*Task details*: Collect all lines from the records below that include the word "email".

═════ Records provided

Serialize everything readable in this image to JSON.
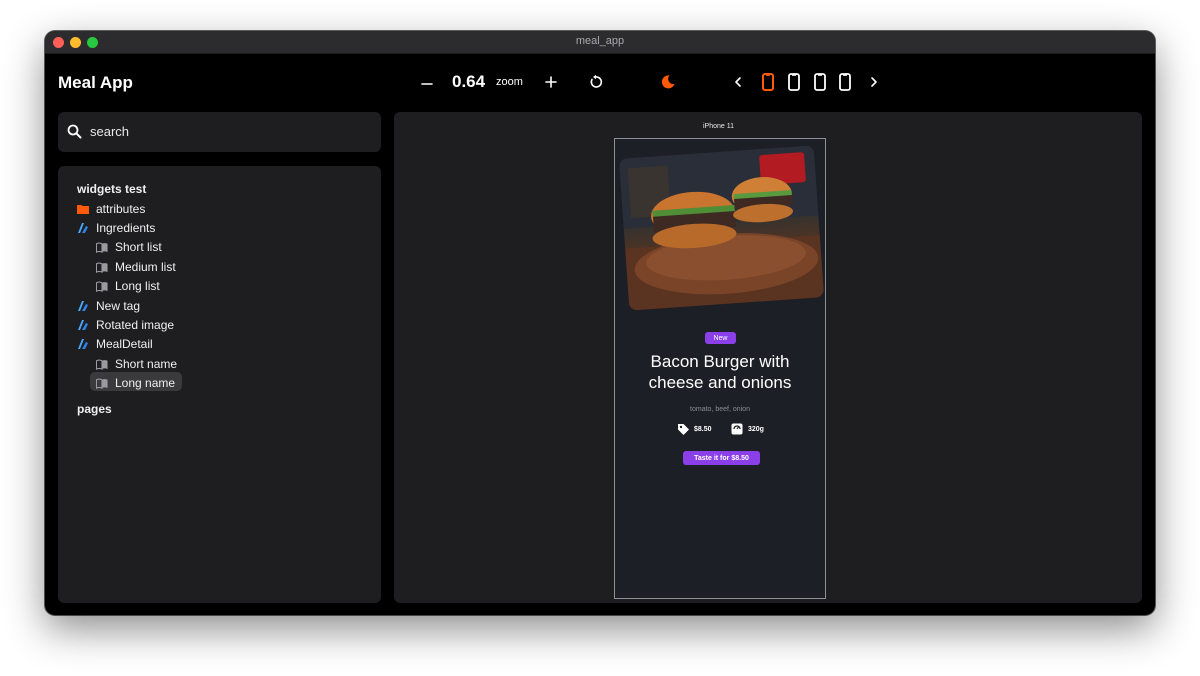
{
  "window": {
    "title": "meal_app"
  },
  "app": {
    "title": "Meal App"
  },
  "toolbar": {
    "zoom_value": "0.64",
    "zoom_label": "zoom",
    "accent_color": "#ff5a0a",
    "icons": [
      "minus-icon",
      "plus-icon",
      "reset-icon",
      "theme-moon-icon",
      "chevron-left-icon",
      "phone-device-icon",
      "phone-device-icon",
      "phone-device-icon",
      "phone-device-icon",
      "chevron-right-icon"
    ]
  },
  "search": {
    "placeholder": "search"
  },
  "tree": {
    "widgets_section": "widgets test",
    "items": [
      {
        "label": "attributes",
        "icon": "folder-icon"
      },
      {
        "label": "Ingredients",
        "icon": "component-icon"
      },
      {
        "label": "Short list",
        "icon": "book-icon"
      },
      {
        "label": "Medium list",
        "icon": "book-icon"
      },
      {
        "label": "Long list",
        "icon": "book-icon"
      },
      {
        "label": "New tag",
        "icon": "component-icon"
      },
      {
        "label": "Rotated image",
        "icon": "component-icon"
      },
      {
        "label": "MealDetail",
        "icon": "component-icon"
      },
      {
        "label": "Short name",
        "icon": "book-icon"
      },
      {
        "label": "Long name",
        "icon": "book-icon",
        "selected": true
      }
    ],
    "pages_section": "pages"
  },
  "preview": {
    "device_name": "iPhone 11",
    "meal": {
      "badge": "New",
      "title_line1": "Bacon Burger with",
      "title_line2": "cheese and onions",
      "ingredients": "tomato, beef, onion",
      "price": "$8.50",
      "weight": "320g",
      "cta": "Taste it for $8.50",
      "accent_color": "#8b3fe8"
    }
  }
}
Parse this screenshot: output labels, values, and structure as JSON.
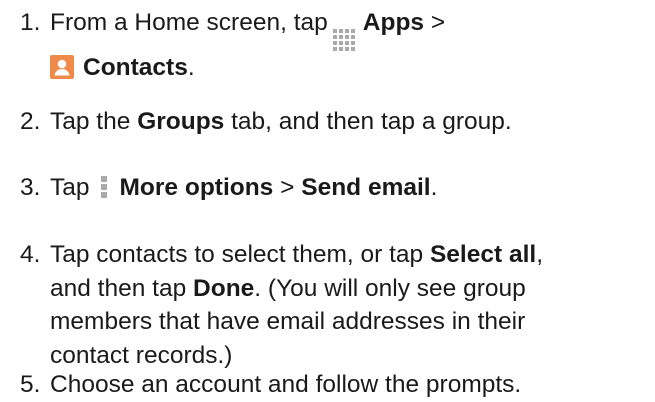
{
  "colors": {
    "text": "#1a1a1a",
    "apps_icon": "#a9a9a9",
    "contacts_icon": "#f08a4b",
    "more_icon": "#a9a9a9"
  },
  "icons": {
    "apps": "apps-grid-icon",
    "contacts": "contacts-icon",
    "more": "more-options-icon"
  },
  "steps": [
    {
      "number": "1.",
      "t1": "From a Home screen, tap",
      "b1": "Apps",
      "t2": ">",
      "b2": "Contacts",
      "t3": "."
    },
    {
      "number": "2.",
      "t1": "Tap the",
      "b1": "Groups",
      "t2": "tab, and then tap a group."
    },
    {
      "number": "3.",
      "t1": "Tap",
      "b1": "More options",
      "t2": ">",
      "b2": "Send email",
      "t3": "."
    },
    {
      "number": "4.",
      "t1": "Tap contacts to select them, or tap",
      "b1": "Select all",
      "t2": ",",
      "t3": "and then tap",
      "b2": "Done",
      "t4": ". (You will only see group",
      "t5": "members that have email addresses in their",
      "t6": "contact records.)"
    },
    {
      "number": "5.",
      "t1": "Choose an account and follow the prompts."
    }
  ]
}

══════════

*Solution*:
      "b2": "Send email",
      "t5": "members that have email addresses in their",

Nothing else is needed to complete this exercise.